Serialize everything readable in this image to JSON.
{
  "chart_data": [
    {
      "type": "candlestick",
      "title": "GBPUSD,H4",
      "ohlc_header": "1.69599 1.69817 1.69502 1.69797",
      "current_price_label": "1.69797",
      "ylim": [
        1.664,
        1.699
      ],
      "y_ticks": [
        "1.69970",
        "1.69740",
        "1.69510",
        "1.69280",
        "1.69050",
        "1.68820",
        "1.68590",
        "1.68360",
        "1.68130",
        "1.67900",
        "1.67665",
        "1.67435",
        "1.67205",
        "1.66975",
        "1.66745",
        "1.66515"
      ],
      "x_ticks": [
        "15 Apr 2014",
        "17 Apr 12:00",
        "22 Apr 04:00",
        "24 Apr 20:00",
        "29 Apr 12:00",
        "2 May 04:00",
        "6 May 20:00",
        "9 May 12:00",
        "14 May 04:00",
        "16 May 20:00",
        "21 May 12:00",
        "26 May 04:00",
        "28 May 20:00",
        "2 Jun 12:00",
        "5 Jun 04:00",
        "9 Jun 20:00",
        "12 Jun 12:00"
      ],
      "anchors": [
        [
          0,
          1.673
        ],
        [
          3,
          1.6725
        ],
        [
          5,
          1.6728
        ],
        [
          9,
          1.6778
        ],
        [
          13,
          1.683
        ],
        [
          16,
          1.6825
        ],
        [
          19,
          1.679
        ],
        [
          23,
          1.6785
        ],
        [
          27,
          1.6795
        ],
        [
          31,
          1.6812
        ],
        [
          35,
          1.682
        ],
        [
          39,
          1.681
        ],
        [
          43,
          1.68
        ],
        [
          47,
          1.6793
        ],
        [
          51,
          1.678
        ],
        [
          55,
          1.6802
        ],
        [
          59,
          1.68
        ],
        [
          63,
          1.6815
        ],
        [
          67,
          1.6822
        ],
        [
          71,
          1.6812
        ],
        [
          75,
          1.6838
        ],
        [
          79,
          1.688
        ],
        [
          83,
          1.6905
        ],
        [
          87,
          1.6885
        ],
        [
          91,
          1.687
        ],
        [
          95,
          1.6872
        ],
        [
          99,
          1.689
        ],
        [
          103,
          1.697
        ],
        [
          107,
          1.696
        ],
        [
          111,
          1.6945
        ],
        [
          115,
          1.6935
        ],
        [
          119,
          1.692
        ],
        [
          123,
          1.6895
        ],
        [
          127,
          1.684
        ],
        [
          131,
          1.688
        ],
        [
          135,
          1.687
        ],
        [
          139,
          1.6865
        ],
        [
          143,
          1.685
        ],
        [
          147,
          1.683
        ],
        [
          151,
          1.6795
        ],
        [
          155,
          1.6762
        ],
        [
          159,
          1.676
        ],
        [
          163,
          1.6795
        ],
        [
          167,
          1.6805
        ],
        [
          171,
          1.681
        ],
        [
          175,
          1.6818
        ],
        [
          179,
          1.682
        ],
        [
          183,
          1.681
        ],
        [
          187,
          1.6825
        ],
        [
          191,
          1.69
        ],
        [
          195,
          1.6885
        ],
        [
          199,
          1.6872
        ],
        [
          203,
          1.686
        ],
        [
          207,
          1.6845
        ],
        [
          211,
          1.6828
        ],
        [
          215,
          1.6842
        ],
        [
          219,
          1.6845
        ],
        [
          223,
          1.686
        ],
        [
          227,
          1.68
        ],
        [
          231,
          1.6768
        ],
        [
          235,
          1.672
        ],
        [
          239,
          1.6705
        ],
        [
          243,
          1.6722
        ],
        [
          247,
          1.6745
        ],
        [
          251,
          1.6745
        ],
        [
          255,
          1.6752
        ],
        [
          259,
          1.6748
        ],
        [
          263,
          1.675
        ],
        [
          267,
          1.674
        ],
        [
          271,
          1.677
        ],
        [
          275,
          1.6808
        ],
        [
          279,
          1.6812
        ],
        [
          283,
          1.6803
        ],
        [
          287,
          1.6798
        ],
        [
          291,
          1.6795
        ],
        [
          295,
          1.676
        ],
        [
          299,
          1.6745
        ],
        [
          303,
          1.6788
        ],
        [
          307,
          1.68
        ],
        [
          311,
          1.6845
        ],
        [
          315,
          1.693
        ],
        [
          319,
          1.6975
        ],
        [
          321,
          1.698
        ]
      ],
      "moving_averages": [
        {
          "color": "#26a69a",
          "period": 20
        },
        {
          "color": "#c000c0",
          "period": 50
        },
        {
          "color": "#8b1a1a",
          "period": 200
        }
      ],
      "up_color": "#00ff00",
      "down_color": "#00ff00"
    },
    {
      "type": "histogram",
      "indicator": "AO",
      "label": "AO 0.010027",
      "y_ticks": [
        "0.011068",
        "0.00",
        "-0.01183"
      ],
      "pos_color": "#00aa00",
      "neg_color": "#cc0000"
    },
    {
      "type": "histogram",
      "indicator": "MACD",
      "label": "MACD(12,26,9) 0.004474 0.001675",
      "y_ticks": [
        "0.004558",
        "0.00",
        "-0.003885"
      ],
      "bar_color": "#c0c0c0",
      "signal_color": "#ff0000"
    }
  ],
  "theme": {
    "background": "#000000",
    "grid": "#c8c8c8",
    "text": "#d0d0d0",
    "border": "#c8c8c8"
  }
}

--------------------------------

- [Exercise details]:
Output the full listing exactly as it stands.

- [Answer for the task]:
Serialize everything readable in this image to JSON.
{
  "chart_data": [
    {
      "type": "candlestick",
      "title": "GBPUSD,H4",
      "ohlc_header": "1.69599 1.69817 1.69502 1.69797",
      "current_price_label": "1.69797",
      "ylim": [
        1.664,
        1.699
      ],
      "y_ticks": [
        "1.69970",
        "1.69740",
        "1.69510",
        "1.69280",
        "1.69050",
        "1.68820",
        "1.68590",
        "1.68360",
        "1.68130",
        "1.67900",
        "1.67665",
        "1.67435",
        "1.67205",
        "1.66975",
        "1.66745",
        "1.66515"
      ],
      "x_ticks": [
        "15 Apr 2014",
        "17 Apr 12:00",
        "22 Apr 04:00",
        "24 Apr 20:00",
        "29 Apr 12:00",
        "2 May 04:00",
        "6 May 20:00",
        "9 May 12:00",
        "14 May 04:00",
        "16 May 20:00",
        "21 May 12:00",
        "26 May 04:00",
        "28 May 20:00",
        "2 Jun 12:00",
        "5 Jun 04:00",
        "9 Jun 20:00",
        "12 Jun 12:00"
      ],
      "anchors": [
        [
          0,
          1.673
        ],
        [
          3,
          1.6725
        ],
        [
          5,
          1.6728
        ],
        [
          9,
          1.6778
        ],
        [
          13,
          1.683
        ],
        [
          16,
          1.6825
        ],
        [
          19,
          1.679
        ],
        [
          23,
          1.6785
        ],
        [
          27,
          1.6795
        ],
        [
          31,
          1.6812
        ],
        [
          35,
          1.682
        ],
        [
          39,
          1.681
        ],
        [
          43,
          1.68
        ],
        [
          47,
          1.6793
        ],
        [
          51,
          1.678
        ],
        [
          55,
          1.6802
        ],
        [
          59,
          1.68
        ],
        [
          63,
          1.6815
        ],
        [
          67,
          1.6822
        ],
        [
          71,
          1.6812
        ],
        [
          75,
          1.6838
        ],
        [
          79,
          1.688
        ],
        [
          83,
          1.6905
        ],
        [
          87,
          1.6885
        ],
        [
          91,
          1.687
        ],
        [
          95,
          1.6872
        ],
        [
          99,
          1.689
        ],
        [
          103,
          1.697
        ],
        [
          107,
          1.696
        ],
        [
          111,
          1.6945
        ],
        [
          115,
          1.6935
        ],
        [
          119,
          1.692
        ],
        [
          123,
          1.6895
        ],
        [
          127,
          1.684
        ],
        [
          131,
          1.688
        ],
        [
          135,
          1.687
        ],
        [
          139,
          1.6865
        ],
        [
          143,
          1.685
        ],
        [
          147,
          1.683
        ],
        [
          151,
          1.6795
        ],
        [
          155,
          1.6762
        ],
        [
          159,
          1.676
        ],
        [
          163,
          1.6795
        ],
        [
          167,
          1.6805
        ],
        [
          171,
          1.681
        ],
        [
          175,
          1.6818
        ],
        [
          179,
          1.682
        ],
        [
          183,
          1.681
        ],
        [
          187,
          1.6825
        ],
        [
          191,
          1.69
        ],
        [
          195,
          1.6885
        ],
        [
          199,
          1.6872
        ],
        [
          203,
          1.686
        ],
        [
          207,
          1.6845
        ],
        [
          211,
          1.6828
        ],
        [
          215,
          1.6842
        ],
        [
          219,
          1.6845
        ],
        [
          223,
          1.686
        ],
        [
          227,
          1.68
        ],
        [
          231,
          1.6768
        ],
        [
          235,
          1.672
        ],
        [
          239,
          1.6705
        ],
        [
          243,
          1.6722
        ],
        [
          247,
          1.6745
        ],
        [
          251,
          1.6745
        ],
        [
          255,
          1.6752
        ],
        [
          259,
          1.6748
        ],
        [
          263,
          1.675
        ],
        [
          267,
          1.674
        ],
        [
          271,
          1.677
        ],
        [
          275,
          1.6808
        ],
        [
          279,
          1.6812
        ],
        [
          283,
          1.6803
        ],
        [
          287,
          1.6798
        ],
        [
          291,
          1.6795
        ],
        [
          295,
          1.676
        ],
        [
          299,
          1.6745
        ],
        [
          303,
          1.6788
        ],
        [
          307,
          1.68
        ],
        [
          311,
          1.6845
        ],
        [
          315,
          1.693
        ],
        [
          319,
          1.6975
        ],
        [
          321,
          1.698
        ]
      ],
      "moving_averages": [
        {
          "color": "#26a69a",
          "period": 20
        },
        {
          "color": "#c000c0",
          "period": 50
        },
        {
          "color": "#8b1a1a",
          "period": 200
        }
      ],
      "up_color": "#00ff00",
      "down_color": "#00ff00"
    },
    {
      "type": "histogram",
      "indicator": "AO",
      "label": "AO 0.010027",
      "y_ticks": [
        "0.011068",
        "0.00",
        "-0.01183"
      ],
      "pos_color": "#00aa00",
      "neg_color": "#cc0000"
    },
    {
      "type": "histogram",
      "indicator": "MACD",
      "label": "MACD(12,26,9) 0.004474 0.001675",
      "y_ticks": [
        "0.004558",
        "0.00",
        "-0.003885"
      ],
      "bar_color": "#c0c0c0",
      "signal_color": "#ff0000"
    }
  ],
  "theme": {
    "background": "#000000",
    "grid": "#c8c8c8",
    "text": "#d0d0d0",
    "border": "#c8c8c8"
  }
}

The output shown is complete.